Dataset items
====

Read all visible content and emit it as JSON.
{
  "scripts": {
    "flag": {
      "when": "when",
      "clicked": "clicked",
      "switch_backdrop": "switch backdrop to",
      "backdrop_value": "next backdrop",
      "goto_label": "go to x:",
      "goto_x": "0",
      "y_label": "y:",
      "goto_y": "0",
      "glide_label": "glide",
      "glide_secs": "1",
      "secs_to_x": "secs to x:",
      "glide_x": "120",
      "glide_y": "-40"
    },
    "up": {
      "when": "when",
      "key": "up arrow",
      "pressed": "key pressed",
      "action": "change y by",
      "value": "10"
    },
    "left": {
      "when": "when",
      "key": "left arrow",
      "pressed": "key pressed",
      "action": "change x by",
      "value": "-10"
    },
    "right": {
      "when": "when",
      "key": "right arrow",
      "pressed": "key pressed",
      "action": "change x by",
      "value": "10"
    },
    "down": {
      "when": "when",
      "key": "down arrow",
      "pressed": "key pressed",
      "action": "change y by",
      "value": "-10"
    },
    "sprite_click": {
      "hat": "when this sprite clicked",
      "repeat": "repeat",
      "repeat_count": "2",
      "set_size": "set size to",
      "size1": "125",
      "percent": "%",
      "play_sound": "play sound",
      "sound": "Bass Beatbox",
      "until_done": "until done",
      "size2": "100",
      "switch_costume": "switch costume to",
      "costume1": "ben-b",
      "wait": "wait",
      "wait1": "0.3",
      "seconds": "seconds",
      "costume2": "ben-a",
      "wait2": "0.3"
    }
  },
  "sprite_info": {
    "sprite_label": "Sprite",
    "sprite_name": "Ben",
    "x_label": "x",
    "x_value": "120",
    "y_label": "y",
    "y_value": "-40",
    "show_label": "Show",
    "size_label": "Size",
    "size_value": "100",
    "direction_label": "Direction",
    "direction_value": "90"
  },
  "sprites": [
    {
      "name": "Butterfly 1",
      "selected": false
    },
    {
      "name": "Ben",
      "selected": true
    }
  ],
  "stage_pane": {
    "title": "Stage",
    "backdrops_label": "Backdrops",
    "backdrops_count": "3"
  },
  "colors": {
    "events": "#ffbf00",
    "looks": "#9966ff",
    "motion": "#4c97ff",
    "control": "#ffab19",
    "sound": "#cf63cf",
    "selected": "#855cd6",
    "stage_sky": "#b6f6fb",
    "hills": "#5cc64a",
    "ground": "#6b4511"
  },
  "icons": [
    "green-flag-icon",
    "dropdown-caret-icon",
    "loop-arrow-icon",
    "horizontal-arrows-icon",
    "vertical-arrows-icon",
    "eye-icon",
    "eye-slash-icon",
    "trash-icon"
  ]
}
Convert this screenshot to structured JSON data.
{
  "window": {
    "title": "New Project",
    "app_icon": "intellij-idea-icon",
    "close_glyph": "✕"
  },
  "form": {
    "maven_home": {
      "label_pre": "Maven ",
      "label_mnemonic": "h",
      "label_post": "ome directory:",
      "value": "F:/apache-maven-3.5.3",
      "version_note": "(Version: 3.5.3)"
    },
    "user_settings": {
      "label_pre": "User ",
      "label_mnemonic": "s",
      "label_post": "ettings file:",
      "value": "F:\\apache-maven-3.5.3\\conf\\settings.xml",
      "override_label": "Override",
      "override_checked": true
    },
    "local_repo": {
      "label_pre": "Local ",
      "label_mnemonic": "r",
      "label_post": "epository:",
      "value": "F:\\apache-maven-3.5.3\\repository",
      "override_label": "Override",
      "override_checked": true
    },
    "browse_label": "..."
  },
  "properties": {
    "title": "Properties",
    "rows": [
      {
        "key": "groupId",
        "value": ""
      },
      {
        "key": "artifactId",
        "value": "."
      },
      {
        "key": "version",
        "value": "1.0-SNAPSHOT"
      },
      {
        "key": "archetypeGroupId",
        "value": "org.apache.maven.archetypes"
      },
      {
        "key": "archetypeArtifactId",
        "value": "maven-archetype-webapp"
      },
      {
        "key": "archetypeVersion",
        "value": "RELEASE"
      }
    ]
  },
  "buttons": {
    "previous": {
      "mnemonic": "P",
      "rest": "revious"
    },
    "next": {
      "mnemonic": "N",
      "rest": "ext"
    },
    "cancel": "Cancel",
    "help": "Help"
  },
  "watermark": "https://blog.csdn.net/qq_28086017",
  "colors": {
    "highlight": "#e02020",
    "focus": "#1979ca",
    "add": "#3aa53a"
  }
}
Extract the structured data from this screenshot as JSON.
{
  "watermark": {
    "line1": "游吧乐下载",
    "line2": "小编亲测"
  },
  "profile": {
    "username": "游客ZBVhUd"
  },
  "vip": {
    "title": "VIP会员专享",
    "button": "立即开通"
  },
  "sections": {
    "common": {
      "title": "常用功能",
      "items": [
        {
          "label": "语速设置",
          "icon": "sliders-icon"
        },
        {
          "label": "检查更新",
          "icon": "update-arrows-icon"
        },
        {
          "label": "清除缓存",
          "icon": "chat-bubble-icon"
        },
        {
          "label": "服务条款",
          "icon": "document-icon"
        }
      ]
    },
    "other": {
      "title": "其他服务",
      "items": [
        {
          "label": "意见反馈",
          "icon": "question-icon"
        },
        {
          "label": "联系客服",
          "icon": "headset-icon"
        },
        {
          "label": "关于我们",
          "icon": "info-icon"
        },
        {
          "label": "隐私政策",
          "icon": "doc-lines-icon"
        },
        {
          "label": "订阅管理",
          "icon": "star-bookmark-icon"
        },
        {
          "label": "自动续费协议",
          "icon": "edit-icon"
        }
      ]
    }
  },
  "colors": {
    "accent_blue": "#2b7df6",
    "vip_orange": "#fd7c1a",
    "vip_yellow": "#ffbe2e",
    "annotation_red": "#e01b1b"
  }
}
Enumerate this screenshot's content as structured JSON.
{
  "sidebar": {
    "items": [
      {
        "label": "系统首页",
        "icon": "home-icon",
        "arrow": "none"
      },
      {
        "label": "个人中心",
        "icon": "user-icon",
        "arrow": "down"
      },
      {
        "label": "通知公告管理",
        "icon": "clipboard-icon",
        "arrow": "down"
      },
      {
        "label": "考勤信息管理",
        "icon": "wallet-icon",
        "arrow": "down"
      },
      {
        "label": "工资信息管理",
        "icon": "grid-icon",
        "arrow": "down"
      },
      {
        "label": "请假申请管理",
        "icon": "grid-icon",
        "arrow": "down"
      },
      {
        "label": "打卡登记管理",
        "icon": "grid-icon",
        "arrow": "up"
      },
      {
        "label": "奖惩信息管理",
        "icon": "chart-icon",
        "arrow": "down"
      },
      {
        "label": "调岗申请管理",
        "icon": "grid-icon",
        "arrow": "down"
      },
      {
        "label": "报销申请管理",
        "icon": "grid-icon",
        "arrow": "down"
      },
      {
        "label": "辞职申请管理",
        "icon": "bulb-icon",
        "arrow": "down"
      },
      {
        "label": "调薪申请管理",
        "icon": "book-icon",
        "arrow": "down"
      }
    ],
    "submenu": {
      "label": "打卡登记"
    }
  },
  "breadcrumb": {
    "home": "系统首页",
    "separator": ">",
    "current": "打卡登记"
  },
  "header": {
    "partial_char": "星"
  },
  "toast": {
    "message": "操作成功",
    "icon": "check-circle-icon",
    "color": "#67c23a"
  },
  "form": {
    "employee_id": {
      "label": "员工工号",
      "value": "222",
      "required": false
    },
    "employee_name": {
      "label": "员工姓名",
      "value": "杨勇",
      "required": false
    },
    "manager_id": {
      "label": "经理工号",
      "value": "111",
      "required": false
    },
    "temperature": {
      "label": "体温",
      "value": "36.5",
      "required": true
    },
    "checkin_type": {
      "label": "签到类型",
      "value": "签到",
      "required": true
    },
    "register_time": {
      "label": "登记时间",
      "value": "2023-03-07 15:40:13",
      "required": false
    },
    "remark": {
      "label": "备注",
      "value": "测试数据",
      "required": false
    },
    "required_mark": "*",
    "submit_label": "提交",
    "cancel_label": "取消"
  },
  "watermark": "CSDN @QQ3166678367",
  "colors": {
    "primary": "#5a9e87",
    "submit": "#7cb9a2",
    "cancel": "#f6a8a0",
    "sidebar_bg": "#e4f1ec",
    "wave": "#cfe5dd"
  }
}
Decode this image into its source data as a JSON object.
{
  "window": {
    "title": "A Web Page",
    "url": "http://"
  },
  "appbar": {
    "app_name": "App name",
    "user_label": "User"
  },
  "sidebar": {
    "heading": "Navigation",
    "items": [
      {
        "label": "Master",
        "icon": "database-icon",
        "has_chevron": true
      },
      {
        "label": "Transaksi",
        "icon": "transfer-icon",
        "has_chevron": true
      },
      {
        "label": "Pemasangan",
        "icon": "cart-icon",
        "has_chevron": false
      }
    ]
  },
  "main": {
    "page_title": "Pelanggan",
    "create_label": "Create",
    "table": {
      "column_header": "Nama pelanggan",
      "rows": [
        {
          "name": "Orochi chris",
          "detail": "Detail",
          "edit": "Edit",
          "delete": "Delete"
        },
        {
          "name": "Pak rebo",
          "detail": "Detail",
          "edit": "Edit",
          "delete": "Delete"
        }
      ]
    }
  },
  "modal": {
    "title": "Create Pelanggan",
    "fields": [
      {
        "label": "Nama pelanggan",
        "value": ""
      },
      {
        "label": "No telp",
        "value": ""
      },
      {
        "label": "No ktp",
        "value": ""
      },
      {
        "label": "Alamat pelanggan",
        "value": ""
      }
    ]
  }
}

====

Extract each line from the entries above that contains the string "structured".

# Exercise output
Convert this screenshot to structured JSON data.
Extract the structured data from this screenshot as JSON.
Enumerate this screenshot's content as structured JSON.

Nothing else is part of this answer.